_Do this_
Reproduce every one of the following items line for line with no changes, leaving out the pictures.

Spatial layout data
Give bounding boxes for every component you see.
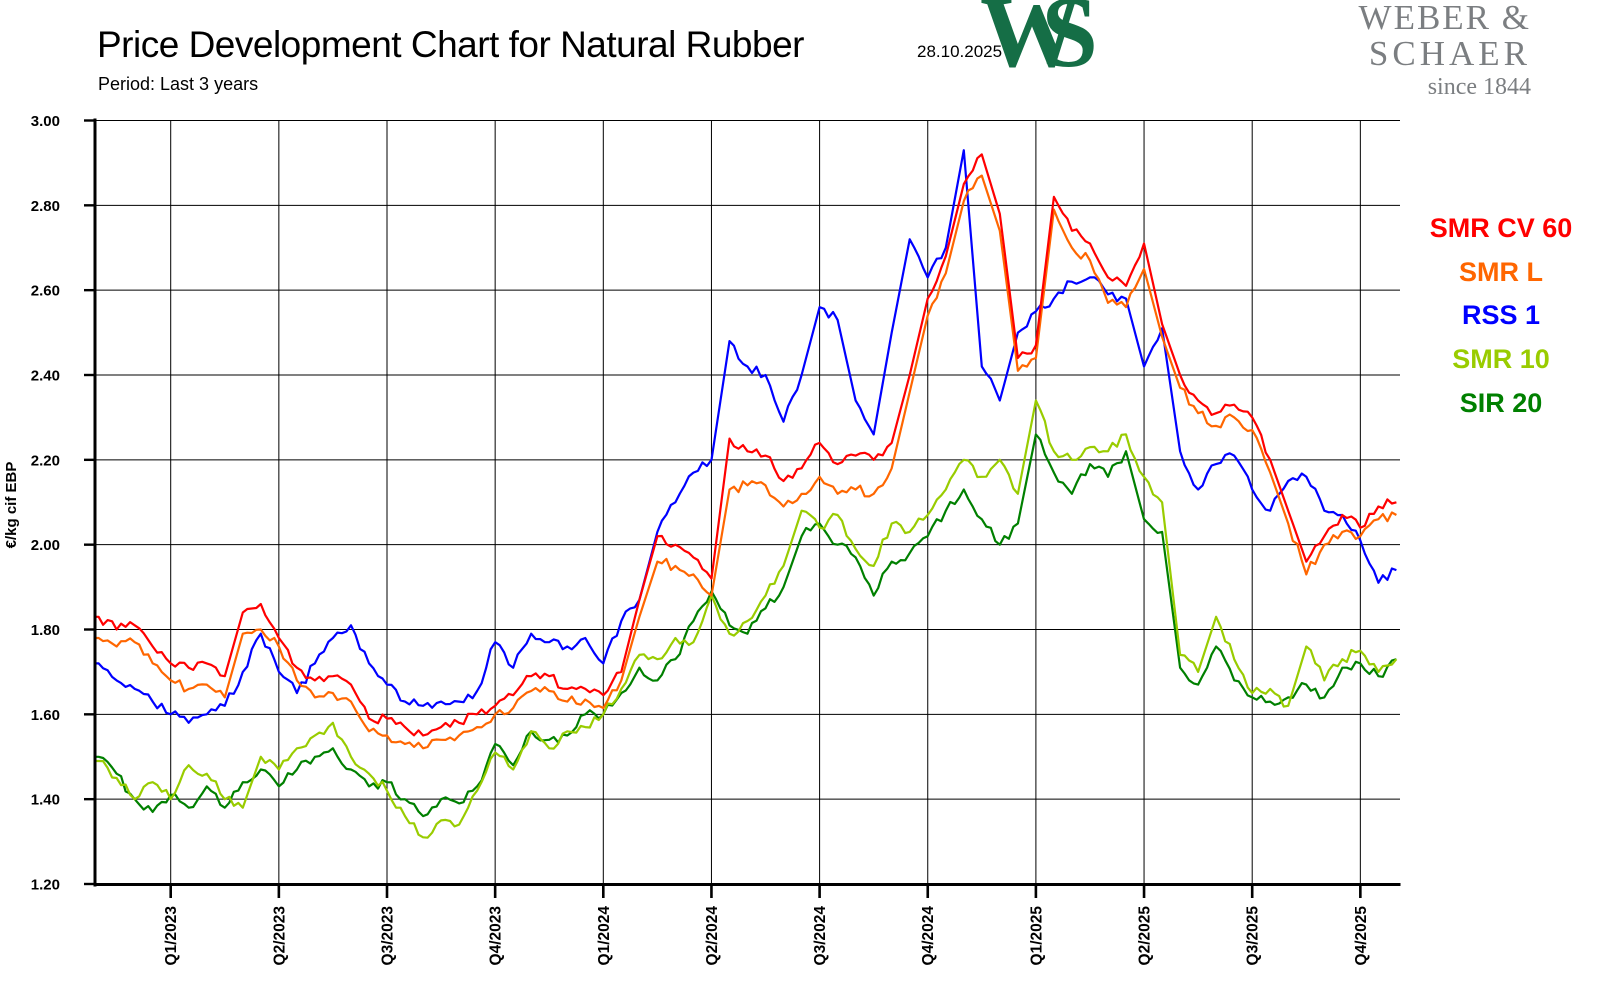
x-tick-label: Q4/2023 — [488, 906, 505, 966]
x-tick-label: Q2/2025 — [1137, 906, 1154, 966]
legend-label-sir-20: SIR 20 — [1459, 387, 1543, 418]
x-tick-label: Q1/2023 — [163, 906, 180, 966]
y-tick-label: 2.80 — [31, 198, 60, 215]
logo-text: WEBER & SCHAER since 1844 — [1271, 0, 1531, 101]
x-tick-label: Q2/2023 — [271, 906, 288, 966]
x-axis-spine — [93, 883, 1401, 886]
series-line-smr-10 — [95, 399, 1398, 839]
chart-axes: 3.00 2.80 2.60 2.40 2.20 2.00 1.80 1.60 1.40 1.20… — [31, 113, 1401, 965]
chart-grid — [95, 120, 1400, 884]
y-tick-label: 3.00 — [31, 113, 60, 130]
logo-tagline: since 1844 — [1427, 74, 1531, 100]
y-tick-label: 2.00 — [31, 537, 60, 554]
x-tick-label: Q1/2024 — [596, 906, 613, 966]
y-tick-label: 2.60 — [31, 283, 60, 300]
logo-name-line1: WEBER & — [1358, 0, 1531, 37]
x-tick-label: Q4/2024 — [920, 906, 937, 966]
legend-label-smr-cv-60: SMR CV 60 — [1429, 213, 1573, 243]
y-tick-label: 2.20 — [31, 452, 60, 469]
series-line-sir-20 — [95, 433, 1397, 818]
y-tick-label: 1.60 — [31, 707, 60, 724]
y-axis-title: €/kg cif EBP — [3, 462, 20, 549]
y-tick-label: 1.20 — [31, 877, 60, 894]
y-tick-label: 1.40 — [31, 792, 60, 809]
chart-series — [95, 149, 1398, 839]
x-tick-label: Q3/2025 — [1245, 906, 1262, 966]
x-tick-label: Q3/2023 — [380, 906, 397, 966]
x-tick-label: Q1/2025 — [1028, 906, 1045, 966]
x-tick-label: Q4/2025 — [1353, 906, 1370, 966]
logo-name-line2: SCHAER — [1368, 34, 1531, 73]
monogram-s: S — [1041, 0, 1098, 89]
series-line-smr-cv-60 — [95, 153, 1397, 737]
y-axis-spine — [93, 118, 97, 887]
page-title: Price Development Chart for Natural Rubb… — [97, 24, 805, 65]
monogram-w: W — [980, 0, 1082, 89]
series-line-rss-1 — [95, 149, 1397, 724]
y-tick-label: 1.80 — [31, 622, 60, 639]
legend-label-smr-10: SMR 10 — [1452, 344, 1550, 375]
weber-schaer-logo: WS WEBER & SCHAER since 1844 — [980, 0, 1531, 115]
chart-date: 28.10.2025 — [917, 42, 1003, 61]
ws-monogram-icon: WS — [980, 0, 1098, 91]
x-tick-label: Q2/2024 — [704, 906, 721, 966]
chart-period-subtitle: Period: Last 3 years — [98, 74, 259, 94]
legend-label-smr-l: SMR L — [1459, 256, 1543, 287]
y-tick-label: 2.40 — [31, 368, 60, 385]
legend-label-rss-1: RSS 1 — [1461, 300, 1541, 331]
x-tick-label: Q3/2024 — [812, 906, 829, 966]
series-line-smr-l — [95, 174, 1397, 750]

_Answer below_
Give bounding boxes for every component you see.
x-tick-label: Q4/2023 — [488, 906, 505, 966]
x-tick-label: Q2/2025 — [1137, 906, 1154, 966]
legend-label-sir-20: SIR 20 — [1459, 387, 1543, 418]
x-tick-label: Q1/2023 — [163, 906, 180, 966]
y-tick-label: 2.80 — [31, 198, 60, 215]
logo-text: WEBER & SCHAER since 1844 — [1271, 0, 1531, 101]
x-tick-label: Q2/2023 — [271, 906, 288, 966]
x-axis-spine — [93, 883, 1401, 886]
series-line-smr-10 — [95, 399, 1398, 839]
chart-axes: 3.00 2.80 2.60 2.40 2.20 2.00 1.80 1.60 1.40 1.20… — [31, 113, 1401, 965]
chart-grid — [95, 120, 1400, 884]
y-tick-label: 3.00 — [31, 113, 60, 130]
logo-tagline: since 1844 — [1427, 74, 1531, 100]
y-tick-label: 2.00 — [31, 537, 60, 554]
x-tick-label: Q1/2024 — [596, 906, 613, 966]
y-tick-label: 2.60 — [31, 283, 60, 300]
logo-name-line1: WEBER & — [1358, 0, 1531, 37]
x-tick-label: Q4/2024 — [920, 906, 937, 966]
legend-label-smr-cv-60: SMR CV 60 — [1429, 213, 1573, 243]
y-tick-label: 2.20 — [31, 452, 60, 469]
series-line-sir-20 — [95, 433, 1397, 818]
y-tick-label: 1.60 — [31, 707, 60, 724]
y-axis-title: €/kg cif EBP — [3, 462, 20, 549]
y-tick-label: 1.20 — [31, 877, 60, 894]
y-tick-label: 1.40 — [31, 792, 60, 809]
chart-series — [95, 149, 1398, 839]
x-tick-label: Q3/2025 — [1245, 906, 1262, 966]
x-tick-label: Q3/2023 — [380, 906, 397, 966]
x-tick-label: Q1/2025 — [1028, 906, 1045, 966]
x-tick-label: Q4/2025 — [1353, 906, 1370, 966]
logo-name-line2: SCHAER — [1368, 34, 1531, 73]
monogram-s: S — [1041, 0, 1098, 89]
series-line-smr-cv-60 — [95, 153, 1397, 737]
y-axis-spine — [93, 118, 97, 887]
page-title: Price Development Chart for Natural Rubb… — [97, 24, 805, 65]
monogram-w: W — [980, 0, 1082, 89]
series-line-rss-1 — [95, 149, 1397, 724]
y-tick-label: 1.80 — [31, 622, 60, 639]
legend-label-smr-10: SMR 10 — [1452, 344, 1550, 375]
weber-schaer-logo: WS WEBER & SCHAER since 1844 — [980, 0, 1531, 115]
chart-date: 28.10.2025 — [917, 42, 1003, 61]
ws-monogram-icon: WS — [980, 0, 1098, 91]
x-tick-label: Q2/2024 — [704, 906, 721, 966]
chart-period-subtitle: Period: Last 3 years — [98, 74, 259, 94]
legend-label-smr-l: SMR L — [1459, 256, 1543, 287]
y-tick-label: 2.40 — [31, 368, 60, 385]
legend-label-rss-1: RSS 1 — [1461, 300, 1541, 331]
x-tick-label: Q3/2024 — [812, 906, 829, 966]
series-line-smr-l — [95, 174, 1397, 750]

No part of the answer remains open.